Convert the entries, from the first line up to and including the line with "bar-on xyxy=(408,289,414,401)", into a Markdown table with the columns Row and Entry, numbering each row and leaving out blank lines.
------------
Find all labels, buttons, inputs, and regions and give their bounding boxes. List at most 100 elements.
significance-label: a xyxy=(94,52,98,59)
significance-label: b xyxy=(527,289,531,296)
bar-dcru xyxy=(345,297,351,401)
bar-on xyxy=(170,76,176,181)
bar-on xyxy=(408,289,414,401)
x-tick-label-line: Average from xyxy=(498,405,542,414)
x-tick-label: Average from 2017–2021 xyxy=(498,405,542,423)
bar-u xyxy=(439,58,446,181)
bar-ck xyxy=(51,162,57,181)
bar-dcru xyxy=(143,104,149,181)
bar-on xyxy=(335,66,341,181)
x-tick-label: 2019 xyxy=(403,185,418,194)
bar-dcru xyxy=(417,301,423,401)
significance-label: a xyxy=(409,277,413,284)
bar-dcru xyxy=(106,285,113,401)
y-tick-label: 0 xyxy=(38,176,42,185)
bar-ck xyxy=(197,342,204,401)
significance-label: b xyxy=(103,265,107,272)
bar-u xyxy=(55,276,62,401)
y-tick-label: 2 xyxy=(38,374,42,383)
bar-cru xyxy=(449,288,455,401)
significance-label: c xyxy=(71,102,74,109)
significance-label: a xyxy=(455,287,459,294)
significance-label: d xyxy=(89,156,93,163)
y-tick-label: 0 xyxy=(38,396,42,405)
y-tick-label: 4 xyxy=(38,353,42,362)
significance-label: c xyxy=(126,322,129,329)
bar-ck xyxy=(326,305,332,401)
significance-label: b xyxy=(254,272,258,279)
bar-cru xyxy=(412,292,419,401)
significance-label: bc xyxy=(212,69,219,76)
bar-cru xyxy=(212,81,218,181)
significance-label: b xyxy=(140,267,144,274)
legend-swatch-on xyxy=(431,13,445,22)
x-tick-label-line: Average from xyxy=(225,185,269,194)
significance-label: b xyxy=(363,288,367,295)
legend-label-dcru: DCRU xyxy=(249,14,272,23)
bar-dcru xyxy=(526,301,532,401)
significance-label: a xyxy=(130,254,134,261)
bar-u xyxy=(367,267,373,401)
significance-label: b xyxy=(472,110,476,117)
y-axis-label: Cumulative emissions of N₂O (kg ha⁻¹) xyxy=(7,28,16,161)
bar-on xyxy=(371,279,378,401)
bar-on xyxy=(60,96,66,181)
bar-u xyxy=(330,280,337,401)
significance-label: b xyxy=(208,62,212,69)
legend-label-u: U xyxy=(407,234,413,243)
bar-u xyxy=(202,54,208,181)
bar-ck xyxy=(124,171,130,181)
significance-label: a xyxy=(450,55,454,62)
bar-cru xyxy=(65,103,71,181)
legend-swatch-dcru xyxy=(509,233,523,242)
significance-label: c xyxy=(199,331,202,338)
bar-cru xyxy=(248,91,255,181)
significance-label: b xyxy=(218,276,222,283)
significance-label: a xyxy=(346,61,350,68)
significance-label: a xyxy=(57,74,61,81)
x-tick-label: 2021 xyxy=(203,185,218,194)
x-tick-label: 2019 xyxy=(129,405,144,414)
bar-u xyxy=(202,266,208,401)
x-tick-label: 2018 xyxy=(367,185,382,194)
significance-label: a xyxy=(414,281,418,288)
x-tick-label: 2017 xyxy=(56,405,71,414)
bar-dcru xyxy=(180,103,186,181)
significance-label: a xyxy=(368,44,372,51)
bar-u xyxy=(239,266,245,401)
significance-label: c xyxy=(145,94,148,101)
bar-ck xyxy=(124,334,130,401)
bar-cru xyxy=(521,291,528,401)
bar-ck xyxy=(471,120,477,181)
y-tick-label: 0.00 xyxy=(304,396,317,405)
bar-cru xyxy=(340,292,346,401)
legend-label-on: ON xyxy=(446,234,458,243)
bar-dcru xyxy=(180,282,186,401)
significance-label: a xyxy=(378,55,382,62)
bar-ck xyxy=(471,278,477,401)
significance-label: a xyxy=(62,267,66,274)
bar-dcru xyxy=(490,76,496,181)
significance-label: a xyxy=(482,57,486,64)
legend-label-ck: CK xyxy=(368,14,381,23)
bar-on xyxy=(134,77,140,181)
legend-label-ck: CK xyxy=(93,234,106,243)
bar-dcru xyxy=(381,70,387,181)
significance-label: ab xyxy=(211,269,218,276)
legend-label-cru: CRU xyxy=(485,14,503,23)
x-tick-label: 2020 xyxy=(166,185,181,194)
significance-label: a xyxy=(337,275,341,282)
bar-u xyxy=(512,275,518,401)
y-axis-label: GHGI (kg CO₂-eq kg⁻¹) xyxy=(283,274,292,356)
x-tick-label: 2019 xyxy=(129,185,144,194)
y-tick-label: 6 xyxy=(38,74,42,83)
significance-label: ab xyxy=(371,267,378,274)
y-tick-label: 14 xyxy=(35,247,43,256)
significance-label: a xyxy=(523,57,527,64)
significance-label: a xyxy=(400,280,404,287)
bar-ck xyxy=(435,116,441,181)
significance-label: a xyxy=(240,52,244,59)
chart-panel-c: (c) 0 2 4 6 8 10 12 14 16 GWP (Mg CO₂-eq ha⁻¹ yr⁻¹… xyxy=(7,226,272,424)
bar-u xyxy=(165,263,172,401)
------------
#### [ANSWER TO THE TASK]
| Row | Entry |
|---|---|
| 1 | Find all labels, buttons, inputs, and regions and give their bounding boxes. List at most 100 elements. |
| 2 | significance-label: a xyxy=(94,52,98,59) |
| 3 | significance-label: b xyxy=(527,289,531,296) |
| 4 | bar-dcru xyxy=(345,297,351,401) |
| 5 | bar-on xyxy=(170,76,176,181) |
| 6 | bar-on xyxy=(408,289,414,401) |